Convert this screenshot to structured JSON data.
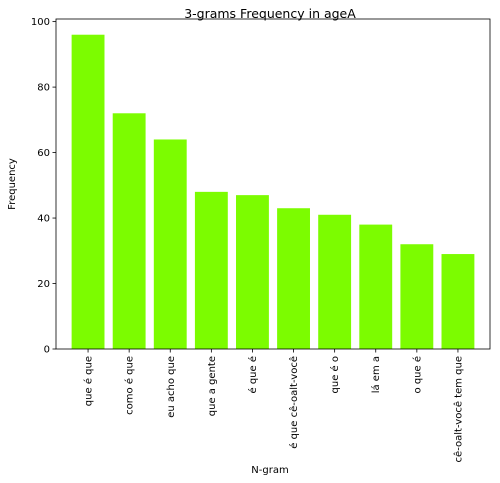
{
  "chart_data": {
    "type": "bar",
    "title": "3-grams Frequency in ageA",
    "xlabel": "N-gram",
    "ylabel": "Frequency",
    "categories": [
      "que é que",
      "como é que",
      "eu acho que",
      "que a gente",
      "é que é",
      "é que cê-oalt-você",
      "que é o",
      "lá em a",
      "o que é",
      "cê-oalt-você tem que"
    ],
    "values": [
      96,
      72,
      64,
      48,
      47,
      43,
      41,
      38,
      32,
      29
    ],
    "ylim": [
      0,
      100.8
    ],
    "yticks": [
      0,
      20,
      40,
      60,
      80,
      100
    ],
    "bar_color": "#7cfc00",
    "grid": false,
    "legend": "none"
  }
}
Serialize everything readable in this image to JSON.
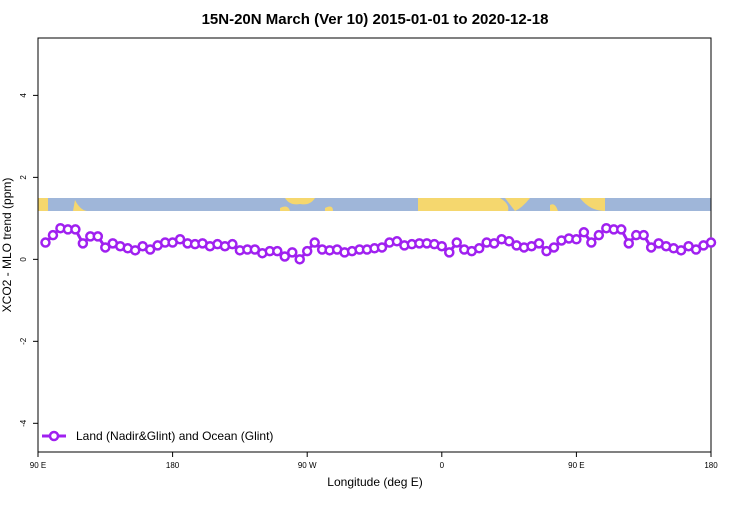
{
  "chart_data": {
    "type": "line",
    "title": "15N-20N March (Ver 10)   2015-01-01 to 2020-12-18",
    "x_label": "Longitude (deg E)",
    "y_label": "XCO2 - MLO trend (ppm)",
    "x": [
      95,
      100,
      105,
      110,
      115,
      120,
      125,
      130,
      135,
      140,
      145,
      150,
      155,
      160,
      165,
      170,
      175,
      180,
      185,
      190,
      195,
      200,
      205,
      210,
      215,
      220,
      225,
      230,
      235,
      240,
      245,
      250,
      255,
      260,
      265,
      270,
      275,
      280,
      285,
      290,
      295,
      300,
      305,
      310,
      315,
      320,
      325,
      330,
      335,
      340,
      345,
      350,
      355,
      360,
      365,
      370,
      375,
      380,
      385,
      390,
      395,
      400,
      405,
      410,
      415,
      420,
      425,
      430,
      435,
      440,
      445,
      450,
      455,
      460,
      465,
      470,
      475,
      480,
      485,
      490,
      495,
      500,
      505,
      510,
      515,
      520,
      525,
      530,
      535,
      540
    ],
    "series": [
      {
        "name": "Land (Nadir&Glint) and Ocean (Glint)",
        "color": "#a020f0",
        "values": [
          0.41,
          0.59,
          0.76,
          0.73,
          0.73,
          0.39,
          0.56,
          0.56,
          0.29,
          0.39,
          0.32,
          0.27,
          0.22,
          0.32,
          0.24,
          0.34,
          0.41,
          0.41,
          0.49,
          0.39,
          0.37,
          0.39,
          0.32,
          0.37,
          0.32,
          0.37,
          0.22,
          0.24,
          0.24,
          0.15,
          0.2,
          0.2,
          0.07,
          0.17,
          0.0,
          0.2,
          0.41,
          0.24,
          0.22,
          0.24,
          0.17,
          0.2,
          0.24,
          0.24,
          0.27,
          0.29,
          0.41,
          0.44,
          0.34,
          0.37,
          0.39,
          0.39,
          0.37,
          0.32,
          0.17,
          0.41,
          0.24,
          0.2,
          0.27,
          0.41,
          0.39,
          0.49,
          0.44,
          0.34,
          0.29,
          0.32,
          0.39,
          0.2,
          0.29,
          0.46,
          0.51,
          0.49,
          0.66,
          0.41,
          0.59,
          0.76,
          0.73,
          0.73,
          0.39,
          0.59,
          0.59,
          0.29,
          0.39,
          0.32,
          0.27,
          0.22,
          0.32,
          0.24,
          0.34,
          0.41
        ]
      }
    ],
    "xlim": [
      90,
      540
    ],
    "xticks": [
      {
        "value": 90,
        "label": "90 E"
      },
      {
        "value": 180,
        "label": "180"
      },
      {
        "value": 270,
        "label": "90 W"
      },
      {
        "value": 360,
        "label": "0"
      },
      {
        "value": 450,
        "label": "90 E"
      },
      {
        "value": 540,
        "label": "180"
      }
    ],
    "ylim": [
      -4.7,
      5.4
    ],
    "yticks": [
      -4,
      -2,
      0,
      2,
      4
    ],
    "legend": "bottomleft"
  }
}
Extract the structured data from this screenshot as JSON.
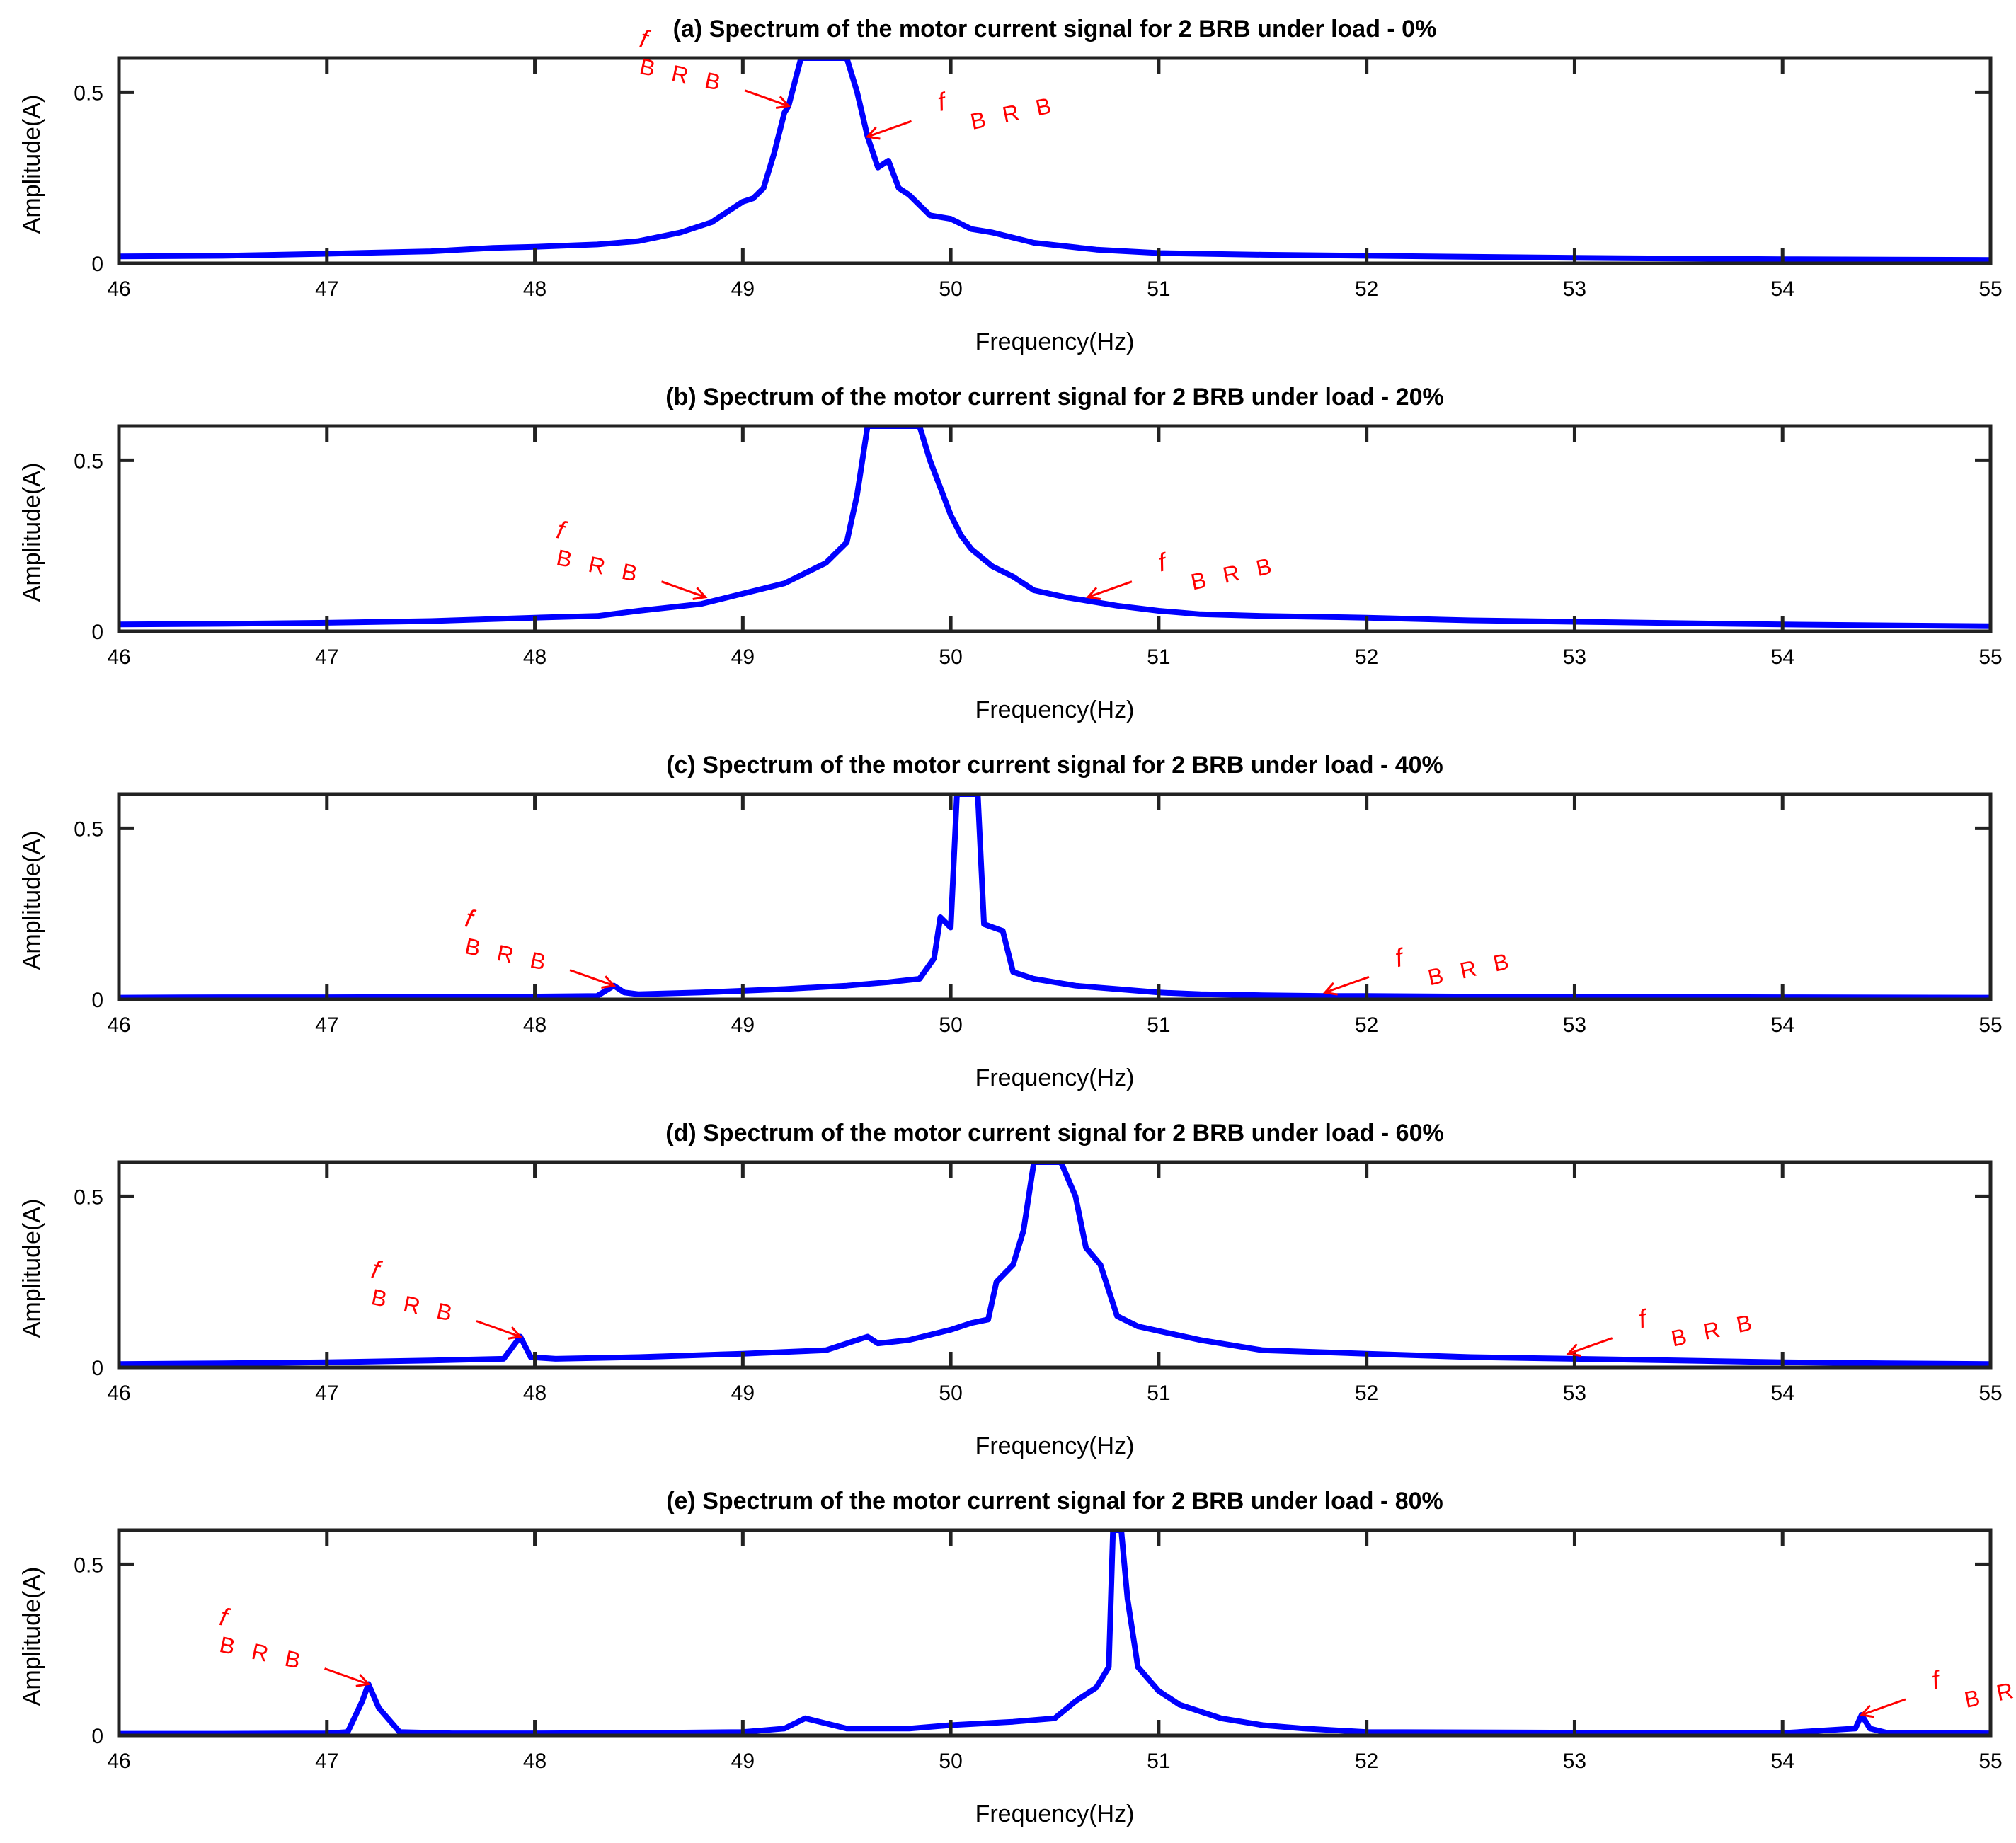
{
  "chart_data": [
    {
      "type": "line",
      "title": "(a) Spectrum of the motor current signal for 2 BRB under load -  0%",
      "xlabel": "Frequency(Hz)",
      "ylabel": "Amplitude(A)",
      "xlim": [
        46,
        55
      ],
      "ylim": [
        0,
        0.6
      ],
      "xticks": [
        "46",
        "47",
        "48",
        "49",
        "50",
        "51",
        "52",
        "53",
        "54",
        "55"
      ],
      "yticks": [
        "0",
        "0.5"
      ],
      "series": [
        {
          "name": "spectrum",
          "color": "#0000ff",
          "x": [
            46.0,
            46.5,
            47.0,
            47.5,
            47.8,
            48.0,
            48.3,
            48.5,
            48.7,
            48.85,
            48.9,
            49.0,
            49.05,
            49.1,
            49.15,
            49.2,
            49.22,
            49.28,
            49.3,
            49.45,
            49.5,
            49.55,
            49.6,
            49.65,
            49.7,
            49.75,
            49.8,
            49.9,
            50.0,
            50.1,
            50.2,
            50.4,
            50.7,
            51.0,
            51.5,
            52.0,
            53.0,
            54.0,
            55.0
          ],
          "y": [
            0.02,
            0.022,
            0.028,
            0.035,
            0.045,
            0.048,
            0.055,
            0.065,
            0.09,
            0.12,
            0.14,
            0.18,
            0.19,
            0.22,
            0.32,
            0.44,
            0.46,
            0.6,
            0.6,
            0.6,
            0.6,
            0.5,
            0.37,
            0.28,
            0.3,
            0.22,
            0.2,
            0.14,
            0.13,
            0.1,
            0.09,
            0.06,
            0.04,
            0.03,
            0.025,
            0.022,
            0.016,
            0.012,
            0.01
          ]
        }
      ],
      "annotations": [
        {
          "f": "f",
          "sub": "B R B",
          "side": "left",
          "x": 49.22,
          "y": 0.46
        },
        {
          "f": "f",
          "sub": "B R B",
          "side": "right",
          "x": 49.6,
          "y": 0.37
        }
      ]
    },
    {
      "type": "line",
      "title": "(b) Spectrum of the motor current signal for 2 BRB under load -  20%",
      "xlabel": "Frequency(Hz)",
      "ylabel": "Amplitude(A)",
      "xlim": [
        46,
        55
      ],
      "ylim": [
        0,
        0.6
      ],
      "xticks": [
        "46",
        "47",
        "48",
        "49",
        "50",
        "51",
        "52",
        "53",
        "54",
        "55"
      ],
      "yticks": [
        "0",
        "0.5"
      ],
      "series": [
        {
          "name": "spectrum",
          "color": "#0000ff",
          "x": [
            46.0,
            46.5,
            47.0,
            47.5,
            48.0,
            48.3,
            48.5,
            48.8,
            49.0,
            49.2,
            49.3,
            49.4,
            49.5,
            49.55,
            49.6,
            49.65,
            49.85,
            49.9,
            49.95,
            50.0,
            50.05,
            50.1,
            50.2,
            50.3,
            50.4,
            50.55,
            50.65,
            50.8,
            51.0,
            51.2,
            51.5,
            52.0,
            52.5,
            53.0,
            54.0,
            55.0
          ],
          "y": [
            0.02,
            0.022,
            0.025,
            0.03,
            0.04,
            0.045,
            0.06,
            0.08,
            0.11,
            0.14,
            0.17,
            0.2,
            0.26,
            0.4,
            0.6,
            0.6,
            0.6,
            0.5,
            0.42,
            0.34,
            0.28,
            0.24,
            0.19,
            0.16,
            0.12,
            0.1,
            0.09,
            0.075,
            0.06,
            0.05,
            0.045,
            0.04,
            0.032,
            0.028,
            0.02,
            0.015
          ]
        }
      ],
      "annotations": [
        {
          "f": "f",
          "sub": "B R B",
          "side": "left",
          "x": 48.82,
          "y": 0.1
        },
        {
          "f": "f",
          "sub": "B R B",
          "side": "right",
          "x": 50.66,
          "y": 0.1
        }
      ]
    },
    {
      "type": "line",
      "title": "(c) Spectrum of the motor current signal for 2 BRB under load -  40%",
      "xlabel": "Frequency(Hz)",
      "ylabel": "Amplitude(A)",
      "xlim": [
        46,
        55
      ],
      "ylim": [
        0,
        0.6
      ],
      "xticks": [
        "46",
        "47",
        "48",
        "49",
        "50",
        "51",
        "52",
        "53",
        "54",
        "55"
      ],
      "yticks": [
        "0",
        "0.5"
      ],
      "series": [
        {
          "name": "spectrum",
          "color": "#0000ff",
          "x": [
            46.0,
            46.5,
            47.0,
            47.5,
            48.0,
            48.3,
            48.38,
            48.43,
            48.5,
            48.8,
            49.0,
            49.2,
            49.5,
            49.7,
            49.85,
            49.92,
            49.95,
            50.0,
            50.03,
            50.06,
            50.1,
            50.13,
            50.16,
            50.25,
            50.3,
            50.4,
            50.6,
            50.8,
            51.0,
            51.2,
            51.5,
            51.8,
            52.0,
            52.5,
            53.0,
            54.0,
            55.0
          ],
          "y": [
            0.005,
            0.006,
            0.006,
            0.007,
            0.008,
            0.01,
            0.04,
            0.02,
            0.015,
            0.02,
            0.025,
            0.03,
            0.04,
            0.05,
            0.06,
            0.12,
            0.24,
            0.21,
            0.6,
            0.6,
            0.6,
            0.6,
            0.22,
            0.2,
            0.08,
            0.06,
            0.04,
            0.03,
            0.02,
            0.015,
            0.012,
            0.01,
            0.01,
            0.008,
            0.007,
            0.006,
            0.005
          ]
        }
      ],
      "annotations": [
        {
          "f": "f",
          "sub": "B R B",
          "side": "left",
          "x": 48.38,
          "y": 0.04
        },
        {
          "f": "f",
          "sub": "B R B",
          "side": "right",
          "x": 51.8,
          "y": 0.02
        }
      ]
    },
    {
      "type": "line",
      "title": "(d) Spectrum of the motor current signal for 2 BRB under load -  60%",
      "xlabel": "Frequency(Hz)",
      "ylabel": "Amplitude(A)",
      "xlim": [
        46,
        55
      ],
      "ylim": [
        0,
        0.6
      ],
      "xticks": [
        "46",
        "47",
        "48",
        "49",
        "50",
        "51",
        "52",
        "53",
        "54",
        "55"
      ],
      "yticks": [
        "0",
        "0.5"
      ],
      "series": [
        {
          "name": "spectrum",
          "color": "#0000ff",
          "x": [
            46.0,
            46.5,
            47.0,
            47.5,
            47.85,
            47.93,
            47.98,
            48.1,
            48.5,
            49.0,
            49.4,
            49.6,
            49.65,
            49.8,
            50.0,
            50.1,
            50.18,
            50.22,
            50.3,
            50.35,
            50.4,
            50.53,
            50.6,
            50.65,
            50.72,
            50.8,
            50.9,
            51.05,
            51.2,
            51.5,
            52.0,
            52.5,
            53.0,
            53.5,
            54.0,
            54.5,
            55.0
          ],
          "y": [
            0.01,
            0.012,
            0.015,
            0.02,
            0.025,
            0.09,
            0.03,
            0.025,
            0.03,
            0.04,
            0.05,
            0.09,
            0.07,
            0.08,
            0.11,
            0.13,
            0.14,
            0.25,
            0.3,
            0.4,
            0.6,
            0.6,
            0.5,
            0.35,
            0.3,
            0.15,
            0.12,
            0.1,
            0.08,
            0.05,
            0.04,
            0.03,
            0.025,
            0.02,
            0.015,
            0.012,
            0.01
          ]
        }
      ],
      "annotations": [
        {
          "f": "f",
          "sub": "B R B",
          "side": "left",
          "x": 47.93,
          "y": 0.09
        },
        {
          "f": "f",
          "sub": "B R B",
          "side": "right",
          "x": 52.97,
          "y": 0.04
        }
      ]
    },
    {
      "type": "line",
      "title": "(e) Spectrum of the motor current signal for 2 BRB under load -  80%",
      "xlabel": "Frequency(Hz)",
      "ylabel": "Amplitude(A)",
      "xlim": [
        46,
        55
      ],
      "ylim": [
        0,
        0.6
      ],
      "xticks": [
        "46",
        "47",
        "48",
        "49",
        "50",
        "51",
        "52",
        "53",
        "54",
        "55"
      ],
      "yticks": [
        "0",
        "0.5"
      ],
      "series": [
        {
          "name": "spectrum",
          "color": "#0000ff",
          "x": [
            46.0,
            46.5,
            47.0,
            47.1,
            47.17,
            47.2,
            47.25,
            47.35,
            47.6,
            48.0,
            48.5,
            49.0,
            49.2,
            49.3,
            49.5,
            49.8,
            50.0,
            50.3,
            50.5,
            50.6,
            50.7,
            50.76,
            50.78,
            50.82,
            50.85,
            50.9,
            51.0,
            51.1,
            51.3,
            51.5,
            51.7,
            52.0,
            53.0,
            54.0,
            54.35,
            54.38,
            54.42,
            54.5,
            55.0
          ],
          "y": [
            0.005,
            0.005,
            0.006,
            0.01,
            0.1,
            0.15,
            0.08,
            0.01,
            0.006,
            0.006,
            0.007,
            0.01,
            0.02,
            0.05,
            0.02,
            0.02,
            0.03,
            0.04,
            0.05,
            0.1,
            0.14,
            0.2,
            0.6,
            0.6,
            0.4,
            0.2,
            0.13,
            0.09,
            0.05,
            0.03,
            0.02,
            0.01,
            0.008,
            0.007,
            0.02,
            0.06,
            0.02,
            0.008,
            0.006
          ]
        }
      ],
      "annotations": [
        {
          "f": "f",
          "sub": "B R B",
          "side": "left",
          "x": 47.2,
          "y": 0.15
        },
        {
          "f": "f",
          "sub": "B R B",
          "side": "right",
          "x": 54.38,
          "y": 0.06
        }
      ]
    }
  ]
}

____________

§ **WORK TO BE COMPLETED**:
Identify and copy all lines with the word "oalt".

§ **SOLUTION TO THIS PROBLEM**:
      "é que cê-oalt-você",
      "cê-oalt-você tem que"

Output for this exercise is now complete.